GOAL: Can you rewrite the lines below with "bbox" changed to "bounding box" and everything else left the same? Leave the pictures out of your answer.

AVAILABLE RECORDS:
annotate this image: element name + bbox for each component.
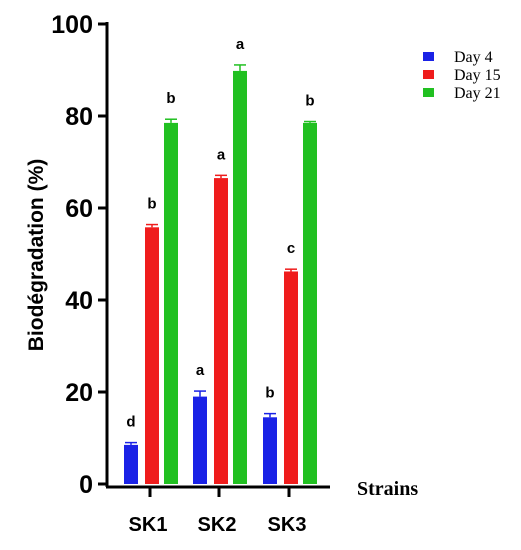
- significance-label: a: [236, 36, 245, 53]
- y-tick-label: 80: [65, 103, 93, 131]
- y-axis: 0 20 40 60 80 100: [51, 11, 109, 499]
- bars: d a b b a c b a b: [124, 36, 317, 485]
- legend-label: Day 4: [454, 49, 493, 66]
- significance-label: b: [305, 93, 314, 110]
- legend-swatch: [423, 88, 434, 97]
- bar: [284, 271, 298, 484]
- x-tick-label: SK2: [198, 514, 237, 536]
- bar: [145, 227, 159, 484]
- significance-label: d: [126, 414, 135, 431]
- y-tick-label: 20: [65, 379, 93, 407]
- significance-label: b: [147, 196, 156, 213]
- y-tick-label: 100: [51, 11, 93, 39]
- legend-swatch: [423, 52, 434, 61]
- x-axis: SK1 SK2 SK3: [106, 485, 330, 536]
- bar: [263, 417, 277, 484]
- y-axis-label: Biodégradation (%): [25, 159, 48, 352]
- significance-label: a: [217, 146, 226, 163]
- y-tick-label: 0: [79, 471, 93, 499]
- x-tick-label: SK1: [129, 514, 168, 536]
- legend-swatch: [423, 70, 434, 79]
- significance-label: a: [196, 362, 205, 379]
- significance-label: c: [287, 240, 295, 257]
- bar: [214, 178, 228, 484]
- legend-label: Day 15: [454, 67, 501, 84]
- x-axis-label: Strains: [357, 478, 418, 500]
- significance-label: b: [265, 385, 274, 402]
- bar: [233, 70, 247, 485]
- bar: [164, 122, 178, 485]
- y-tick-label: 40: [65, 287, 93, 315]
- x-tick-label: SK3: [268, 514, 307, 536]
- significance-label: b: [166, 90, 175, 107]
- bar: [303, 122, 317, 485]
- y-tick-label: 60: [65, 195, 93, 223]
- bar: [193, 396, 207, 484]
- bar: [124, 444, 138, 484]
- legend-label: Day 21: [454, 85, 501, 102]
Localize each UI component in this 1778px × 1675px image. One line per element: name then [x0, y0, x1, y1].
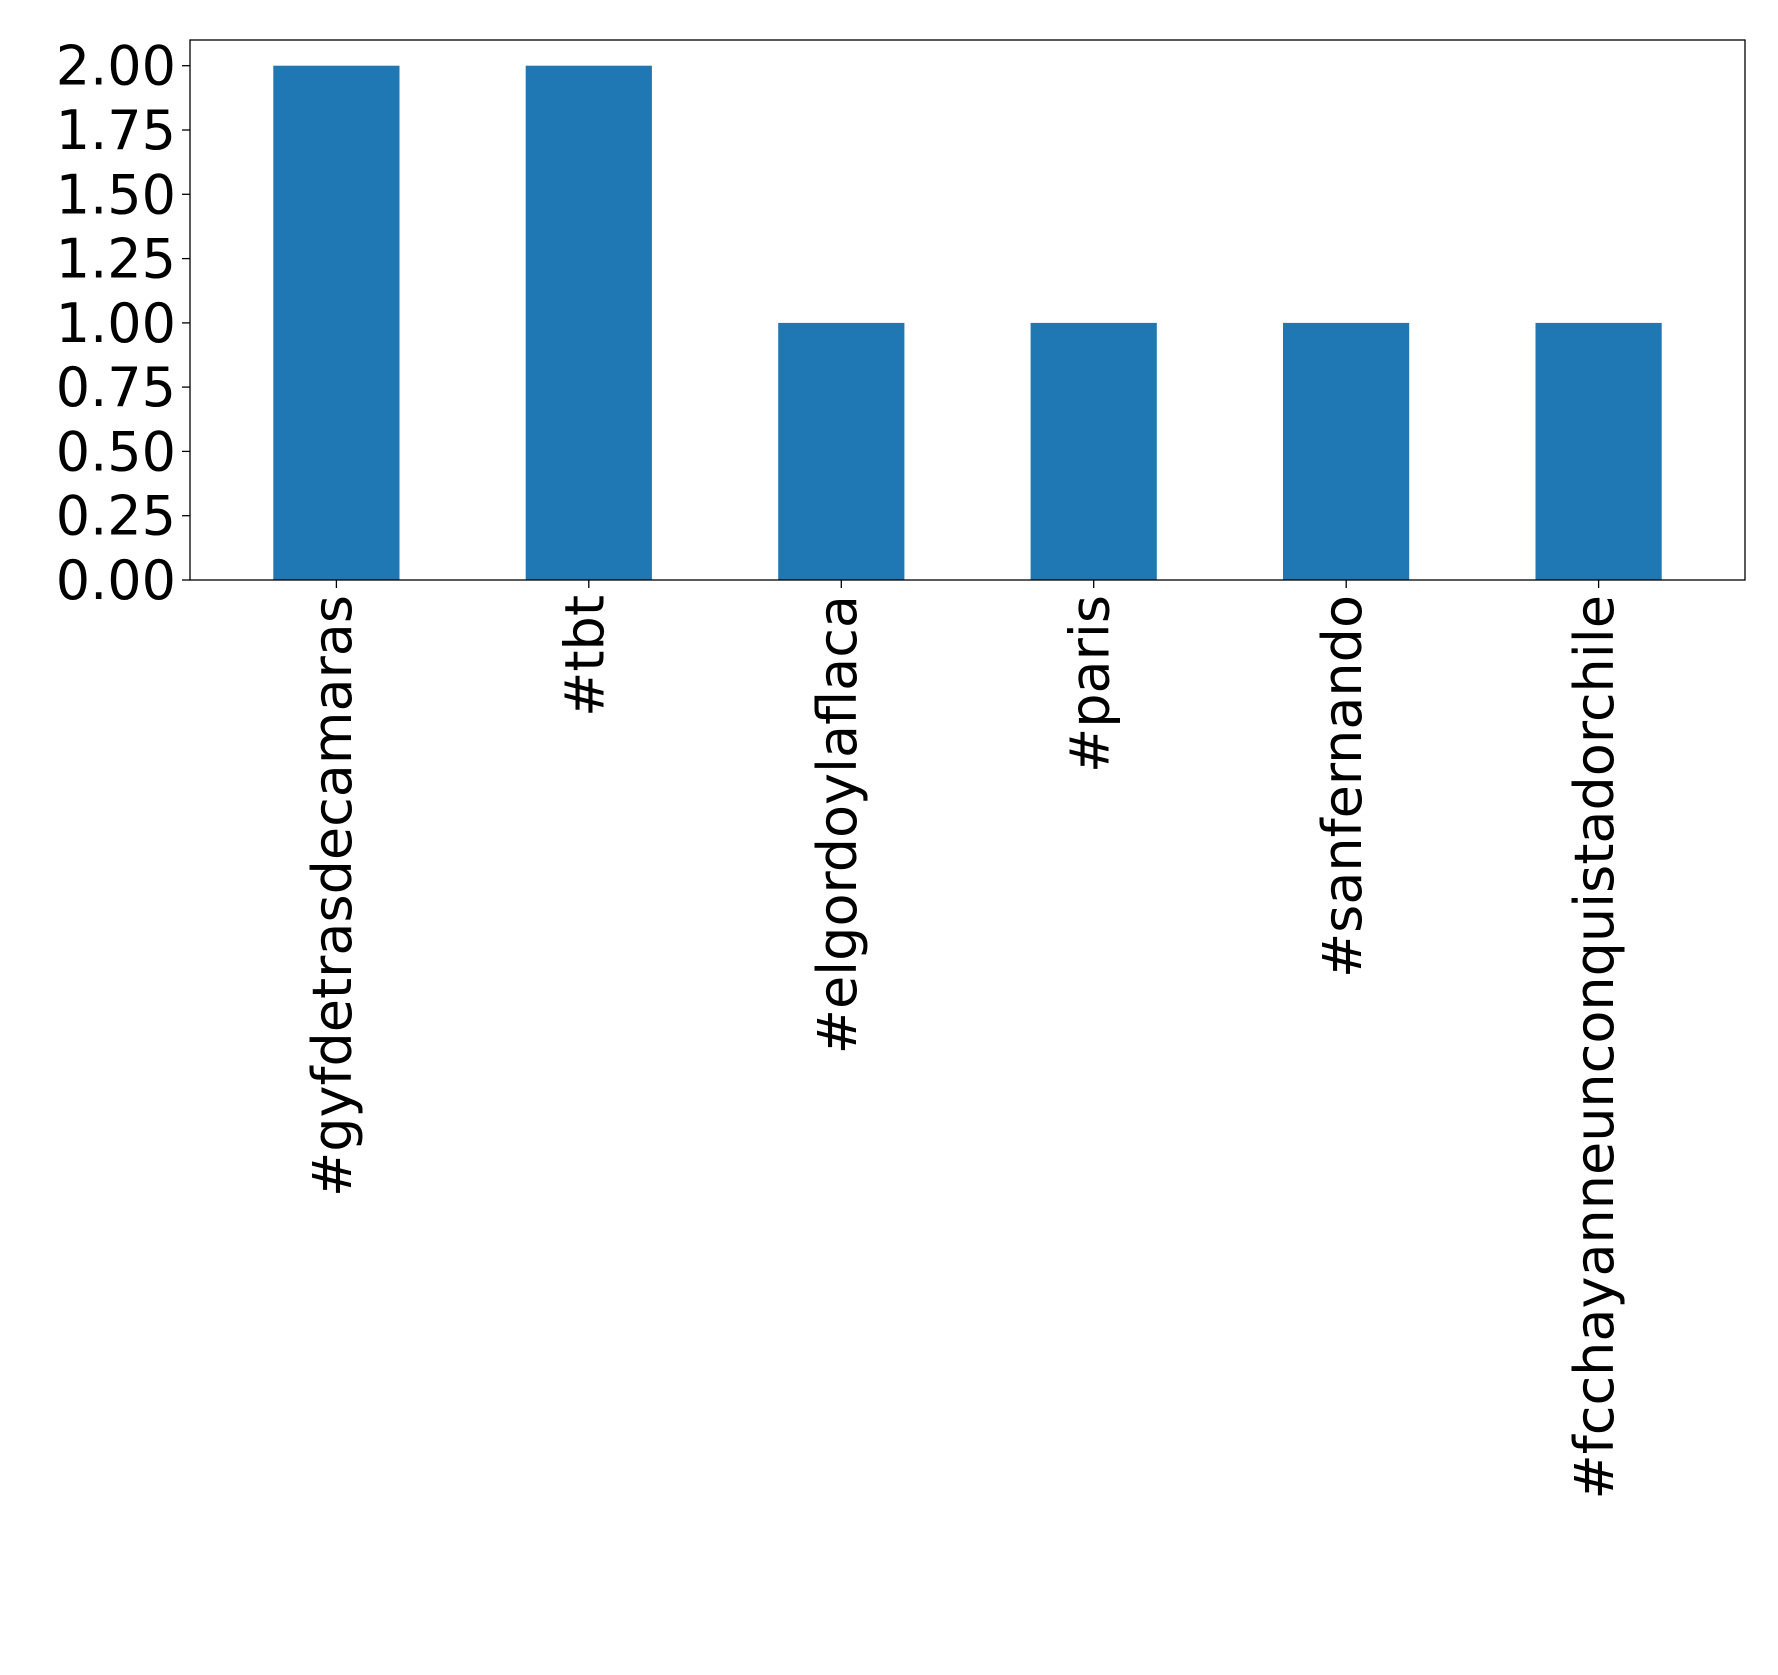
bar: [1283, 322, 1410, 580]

ANSWER FOR THIS EXERCISE:
annotate this image: element name + bounding box for each component.
- significance-label: a: [236, 36, 245, 53]
- y-tick-label: 80: [65, 103, 93, 131]
- y-axis: 0 20 40 60 80 100: [51, 11, 109, 499]
- bars: d a b b a c b a b: [124, 36, 317, 485]
- legend-label: Day 4: [454, 49, 493, 66]
- significance-label: b: [305, 93, 314, 110]
- legend-swatch: [423, 88, 434, 97]
- bar: [284, 271, 298, 484]
- x-tick-label: SK2: [198, 514, 237, 536]
- bar: [145, 227, 159, 484]
- significance-label: d: [126, 414, 135, 431]
- y-tick-label: 20: [65, 379, 93, 407]
- significance-label: b: [147, 196, 156, 213]
- y-tick-label: 100: [51, 11, 93, 39]
- legend-swatch: [423, 52, 434, 61]
- x-axis: SK1 SK2 SK3: [106, 485, 330, 536]
- bar: [263, 417, 277, 484]
- y-axis-label: Biodégradation (%): [25, 159, 48, 352]
- significance-label: a: [217, 146, 226, 163]
- y-tick-label: 0: [79, 471, 93, 499]
- x-tick-label: SK1: [129, 514, 168, 536]
- legend-swatch: [423, 70, 434, 79]
- significance-label: a: [196, 362, 205, 379]
- significance-label: c: [287, 240, 295, 257]
- bar: [214, 178, 228, 484]
- legend-label: Day 15: [454, 67, 501, 84]
- x-axis-label: Strains: [357, 478, 418, 500]
- significance-label: b: [265, 385, 274, 402]
- bar: [233, 70, 247, 485]
- bar: [164, 122, 178, 485]
- y-tick-label: 40: [65, 287, 93, 315]
- x-tick-label: SK3: [268, 514, 307, 536]
- significance-label: b: [166, 90, 175, 107]
- bar: [303, 122, 317, 485]
- y-tick-label: 60: [65, 195, 93, 223]
- bar: [193, 396, 207, 484]
- bar: [124, 444, 138, 484]
- legend-label: Day 21: [454, 85, 501, 102]
Localize each UI component in this 1778px × 1675px image. One line per element: name then [x0, y0, x1, y1].
bar: [1283, 322, 1410, 580]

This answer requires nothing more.